┏━━

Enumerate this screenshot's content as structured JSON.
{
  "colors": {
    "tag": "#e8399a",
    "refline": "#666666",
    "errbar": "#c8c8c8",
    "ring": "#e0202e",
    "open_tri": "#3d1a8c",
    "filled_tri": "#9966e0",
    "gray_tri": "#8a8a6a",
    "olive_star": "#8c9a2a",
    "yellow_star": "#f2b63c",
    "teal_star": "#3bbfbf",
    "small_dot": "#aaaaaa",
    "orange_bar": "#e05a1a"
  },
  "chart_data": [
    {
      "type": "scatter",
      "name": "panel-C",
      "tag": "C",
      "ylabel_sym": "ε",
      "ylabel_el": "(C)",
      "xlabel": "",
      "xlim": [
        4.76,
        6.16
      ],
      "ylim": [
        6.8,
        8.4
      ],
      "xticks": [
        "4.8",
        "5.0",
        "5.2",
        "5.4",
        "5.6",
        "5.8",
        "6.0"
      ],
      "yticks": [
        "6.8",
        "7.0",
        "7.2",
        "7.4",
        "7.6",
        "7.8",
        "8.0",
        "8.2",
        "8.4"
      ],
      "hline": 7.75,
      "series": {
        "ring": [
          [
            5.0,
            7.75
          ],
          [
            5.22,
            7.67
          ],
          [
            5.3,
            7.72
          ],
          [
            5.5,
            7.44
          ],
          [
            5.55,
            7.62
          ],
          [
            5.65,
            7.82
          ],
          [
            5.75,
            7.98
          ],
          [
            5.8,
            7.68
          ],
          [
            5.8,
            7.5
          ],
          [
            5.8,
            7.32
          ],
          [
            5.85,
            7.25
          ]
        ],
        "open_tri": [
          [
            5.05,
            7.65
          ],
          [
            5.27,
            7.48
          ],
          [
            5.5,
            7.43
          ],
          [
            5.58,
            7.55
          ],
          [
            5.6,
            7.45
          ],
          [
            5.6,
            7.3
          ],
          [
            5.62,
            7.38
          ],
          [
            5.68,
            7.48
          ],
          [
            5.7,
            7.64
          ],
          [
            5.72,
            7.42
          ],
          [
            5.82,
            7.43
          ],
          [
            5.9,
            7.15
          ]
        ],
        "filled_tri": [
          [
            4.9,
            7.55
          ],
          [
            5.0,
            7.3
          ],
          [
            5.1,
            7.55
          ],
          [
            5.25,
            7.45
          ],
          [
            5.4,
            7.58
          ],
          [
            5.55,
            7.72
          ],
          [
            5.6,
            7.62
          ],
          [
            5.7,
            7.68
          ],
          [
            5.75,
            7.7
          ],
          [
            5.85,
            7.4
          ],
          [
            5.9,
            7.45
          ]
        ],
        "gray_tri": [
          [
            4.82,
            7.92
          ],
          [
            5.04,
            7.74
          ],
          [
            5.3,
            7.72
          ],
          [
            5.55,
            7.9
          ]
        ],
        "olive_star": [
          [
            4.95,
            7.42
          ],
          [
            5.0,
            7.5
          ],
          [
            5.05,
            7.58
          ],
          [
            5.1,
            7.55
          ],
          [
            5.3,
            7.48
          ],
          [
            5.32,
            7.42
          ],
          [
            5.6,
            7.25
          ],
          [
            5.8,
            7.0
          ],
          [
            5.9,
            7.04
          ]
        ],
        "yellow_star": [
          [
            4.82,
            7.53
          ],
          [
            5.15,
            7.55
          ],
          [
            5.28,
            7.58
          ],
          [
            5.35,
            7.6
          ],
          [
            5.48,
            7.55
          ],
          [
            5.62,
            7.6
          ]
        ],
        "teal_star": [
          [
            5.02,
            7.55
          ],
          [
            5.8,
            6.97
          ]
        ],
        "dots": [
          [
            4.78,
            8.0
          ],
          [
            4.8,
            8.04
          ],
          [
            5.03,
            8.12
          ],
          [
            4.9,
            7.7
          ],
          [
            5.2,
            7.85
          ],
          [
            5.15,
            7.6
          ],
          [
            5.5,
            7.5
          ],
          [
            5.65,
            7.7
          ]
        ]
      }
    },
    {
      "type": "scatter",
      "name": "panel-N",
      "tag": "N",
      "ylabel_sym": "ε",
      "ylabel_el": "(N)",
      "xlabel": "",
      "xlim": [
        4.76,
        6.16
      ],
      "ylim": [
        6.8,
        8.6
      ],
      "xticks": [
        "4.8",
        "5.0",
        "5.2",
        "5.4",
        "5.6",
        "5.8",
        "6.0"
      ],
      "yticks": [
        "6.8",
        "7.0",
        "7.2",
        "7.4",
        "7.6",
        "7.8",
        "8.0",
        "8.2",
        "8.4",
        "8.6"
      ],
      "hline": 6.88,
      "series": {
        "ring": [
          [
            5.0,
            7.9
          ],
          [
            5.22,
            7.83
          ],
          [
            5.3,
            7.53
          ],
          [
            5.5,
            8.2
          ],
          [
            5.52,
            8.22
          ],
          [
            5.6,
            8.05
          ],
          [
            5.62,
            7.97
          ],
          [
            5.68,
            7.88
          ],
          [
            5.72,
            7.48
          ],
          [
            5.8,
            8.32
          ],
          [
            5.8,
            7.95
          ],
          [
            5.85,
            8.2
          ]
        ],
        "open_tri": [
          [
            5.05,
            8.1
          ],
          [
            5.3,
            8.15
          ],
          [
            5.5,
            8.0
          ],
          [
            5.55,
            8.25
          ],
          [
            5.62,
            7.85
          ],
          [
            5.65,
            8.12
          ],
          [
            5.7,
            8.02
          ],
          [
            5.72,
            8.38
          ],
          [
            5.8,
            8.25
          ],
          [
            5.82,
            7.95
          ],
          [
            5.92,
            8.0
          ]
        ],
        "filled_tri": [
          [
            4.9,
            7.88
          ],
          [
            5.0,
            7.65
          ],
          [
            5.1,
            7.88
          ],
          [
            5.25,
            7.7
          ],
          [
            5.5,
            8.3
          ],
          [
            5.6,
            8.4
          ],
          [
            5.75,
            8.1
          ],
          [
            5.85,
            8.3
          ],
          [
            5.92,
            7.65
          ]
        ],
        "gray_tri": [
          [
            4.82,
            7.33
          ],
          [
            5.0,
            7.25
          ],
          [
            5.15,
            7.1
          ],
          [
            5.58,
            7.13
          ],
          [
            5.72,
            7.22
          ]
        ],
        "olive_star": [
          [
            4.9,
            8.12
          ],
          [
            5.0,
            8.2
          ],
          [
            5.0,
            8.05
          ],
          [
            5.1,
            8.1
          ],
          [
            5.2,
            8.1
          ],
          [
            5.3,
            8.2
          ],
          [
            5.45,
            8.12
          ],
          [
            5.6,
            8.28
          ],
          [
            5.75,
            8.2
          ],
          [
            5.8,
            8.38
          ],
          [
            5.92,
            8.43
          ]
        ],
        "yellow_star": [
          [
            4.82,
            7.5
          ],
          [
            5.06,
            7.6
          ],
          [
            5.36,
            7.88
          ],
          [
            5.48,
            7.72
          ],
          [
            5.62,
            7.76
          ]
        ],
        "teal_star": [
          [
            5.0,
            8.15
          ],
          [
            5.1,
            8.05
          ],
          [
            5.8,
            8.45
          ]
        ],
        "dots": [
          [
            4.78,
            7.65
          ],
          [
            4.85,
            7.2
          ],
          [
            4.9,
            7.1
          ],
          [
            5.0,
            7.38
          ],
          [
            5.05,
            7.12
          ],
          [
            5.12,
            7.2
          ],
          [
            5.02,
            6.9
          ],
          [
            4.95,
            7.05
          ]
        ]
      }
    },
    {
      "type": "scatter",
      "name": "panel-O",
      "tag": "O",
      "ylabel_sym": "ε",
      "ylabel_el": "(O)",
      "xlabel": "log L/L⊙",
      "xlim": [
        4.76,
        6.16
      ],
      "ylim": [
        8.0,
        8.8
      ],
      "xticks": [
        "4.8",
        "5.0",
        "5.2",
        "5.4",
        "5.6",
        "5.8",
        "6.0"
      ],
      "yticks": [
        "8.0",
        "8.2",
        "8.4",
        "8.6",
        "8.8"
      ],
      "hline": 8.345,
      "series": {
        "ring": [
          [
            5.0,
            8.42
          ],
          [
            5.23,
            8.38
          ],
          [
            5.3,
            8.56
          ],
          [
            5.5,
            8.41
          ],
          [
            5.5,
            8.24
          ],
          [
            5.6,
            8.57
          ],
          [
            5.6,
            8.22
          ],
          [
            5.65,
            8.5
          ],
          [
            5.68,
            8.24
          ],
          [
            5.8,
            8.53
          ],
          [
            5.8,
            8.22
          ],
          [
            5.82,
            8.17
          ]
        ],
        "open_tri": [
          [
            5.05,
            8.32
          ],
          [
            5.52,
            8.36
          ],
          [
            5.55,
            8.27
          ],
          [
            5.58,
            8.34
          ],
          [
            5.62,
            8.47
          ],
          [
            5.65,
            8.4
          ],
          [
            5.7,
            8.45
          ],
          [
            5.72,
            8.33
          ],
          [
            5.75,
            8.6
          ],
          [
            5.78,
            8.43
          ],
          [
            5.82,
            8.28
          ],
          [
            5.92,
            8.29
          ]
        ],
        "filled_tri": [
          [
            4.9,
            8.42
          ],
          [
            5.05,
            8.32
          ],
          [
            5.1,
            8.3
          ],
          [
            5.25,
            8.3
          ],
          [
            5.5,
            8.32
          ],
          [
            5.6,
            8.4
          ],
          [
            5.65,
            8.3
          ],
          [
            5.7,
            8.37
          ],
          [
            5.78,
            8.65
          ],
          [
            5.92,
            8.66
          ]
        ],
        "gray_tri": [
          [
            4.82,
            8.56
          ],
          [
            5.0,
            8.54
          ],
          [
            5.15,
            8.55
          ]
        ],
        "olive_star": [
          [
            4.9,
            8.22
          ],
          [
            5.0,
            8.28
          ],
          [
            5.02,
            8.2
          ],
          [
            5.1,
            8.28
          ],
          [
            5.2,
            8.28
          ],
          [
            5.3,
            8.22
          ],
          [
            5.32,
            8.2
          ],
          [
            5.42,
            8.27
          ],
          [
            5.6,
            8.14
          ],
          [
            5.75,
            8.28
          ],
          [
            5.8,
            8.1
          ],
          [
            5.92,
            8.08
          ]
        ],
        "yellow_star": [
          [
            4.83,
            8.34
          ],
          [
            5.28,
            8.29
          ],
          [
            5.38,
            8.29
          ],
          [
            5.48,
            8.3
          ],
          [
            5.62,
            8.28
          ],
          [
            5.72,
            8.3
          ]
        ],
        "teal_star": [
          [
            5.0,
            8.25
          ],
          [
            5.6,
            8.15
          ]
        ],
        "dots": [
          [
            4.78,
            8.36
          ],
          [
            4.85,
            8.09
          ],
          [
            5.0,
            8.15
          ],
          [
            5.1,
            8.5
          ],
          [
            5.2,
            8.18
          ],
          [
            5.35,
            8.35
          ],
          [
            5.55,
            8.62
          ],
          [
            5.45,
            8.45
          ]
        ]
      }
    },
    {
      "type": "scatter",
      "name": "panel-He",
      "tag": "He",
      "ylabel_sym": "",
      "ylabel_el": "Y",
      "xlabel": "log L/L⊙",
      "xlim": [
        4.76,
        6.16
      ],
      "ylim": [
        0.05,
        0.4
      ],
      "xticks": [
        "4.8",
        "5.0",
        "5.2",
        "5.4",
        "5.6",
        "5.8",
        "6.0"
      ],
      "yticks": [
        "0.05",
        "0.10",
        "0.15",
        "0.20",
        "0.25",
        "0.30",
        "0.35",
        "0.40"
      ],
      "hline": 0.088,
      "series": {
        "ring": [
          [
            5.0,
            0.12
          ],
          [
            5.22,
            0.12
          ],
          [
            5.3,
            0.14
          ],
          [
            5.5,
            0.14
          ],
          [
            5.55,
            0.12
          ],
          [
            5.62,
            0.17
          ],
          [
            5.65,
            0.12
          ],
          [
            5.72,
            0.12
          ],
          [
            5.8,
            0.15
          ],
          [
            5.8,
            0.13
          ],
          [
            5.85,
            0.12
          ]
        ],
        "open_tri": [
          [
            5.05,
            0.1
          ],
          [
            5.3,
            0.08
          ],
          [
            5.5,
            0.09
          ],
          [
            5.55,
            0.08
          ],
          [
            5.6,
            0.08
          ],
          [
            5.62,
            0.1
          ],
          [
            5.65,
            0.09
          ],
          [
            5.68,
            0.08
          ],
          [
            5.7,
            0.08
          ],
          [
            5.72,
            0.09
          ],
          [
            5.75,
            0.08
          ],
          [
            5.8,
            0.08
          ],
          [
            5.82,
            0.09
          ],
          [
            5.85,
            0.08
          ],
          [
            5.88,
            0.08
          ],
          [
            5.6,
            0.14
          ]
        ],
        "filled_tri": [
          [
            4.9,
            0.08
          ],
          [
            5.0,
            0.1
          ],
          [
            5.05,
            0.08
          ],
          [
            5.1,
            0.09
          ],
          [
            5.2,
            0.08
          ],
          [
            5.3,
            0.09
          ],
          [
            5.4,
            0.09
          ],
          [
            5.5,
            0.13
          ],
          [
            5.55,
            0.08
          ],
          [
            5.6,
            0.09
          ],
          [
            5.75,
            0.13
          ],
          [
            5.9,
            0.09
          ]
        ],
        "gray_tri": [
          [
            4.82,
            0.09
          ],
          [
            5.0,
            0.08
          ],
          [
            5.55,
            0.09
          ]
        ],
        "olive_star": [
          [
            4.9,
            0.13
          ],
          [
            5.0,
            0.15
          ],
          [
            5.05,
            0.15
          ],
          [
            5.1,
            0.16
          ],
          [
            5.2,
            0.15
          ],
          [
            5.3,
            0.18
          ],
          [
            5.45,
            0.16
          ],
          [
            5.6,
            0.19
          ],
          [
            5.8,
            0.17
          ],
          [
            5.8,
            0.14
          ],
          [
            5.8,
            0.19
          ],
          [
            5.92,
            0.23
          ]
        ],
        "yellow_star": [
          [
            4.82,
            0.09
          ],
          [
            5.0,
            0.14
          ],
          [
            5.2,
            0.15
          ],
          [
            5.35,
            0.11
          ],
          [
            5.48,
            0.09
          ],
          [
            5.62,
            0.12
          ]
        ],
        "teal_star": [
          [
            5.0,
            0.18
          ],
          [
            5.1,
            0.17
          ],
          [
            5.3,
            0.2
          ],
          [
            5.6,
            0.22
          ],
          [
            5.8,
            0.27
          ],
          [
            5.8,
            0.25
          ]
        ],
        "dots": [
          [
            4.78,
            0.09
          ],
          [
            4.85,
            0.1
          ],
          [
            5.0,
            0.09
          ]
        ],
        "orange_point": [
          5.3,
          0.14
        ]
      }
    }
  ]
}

┗━━

[Work to do] Show the lines where the word "hline" appears in the entries.

[The output]
      "hline": 7.75,
      "hline": 6.88,
      "hline": 8.345,
      "hline": 0.088,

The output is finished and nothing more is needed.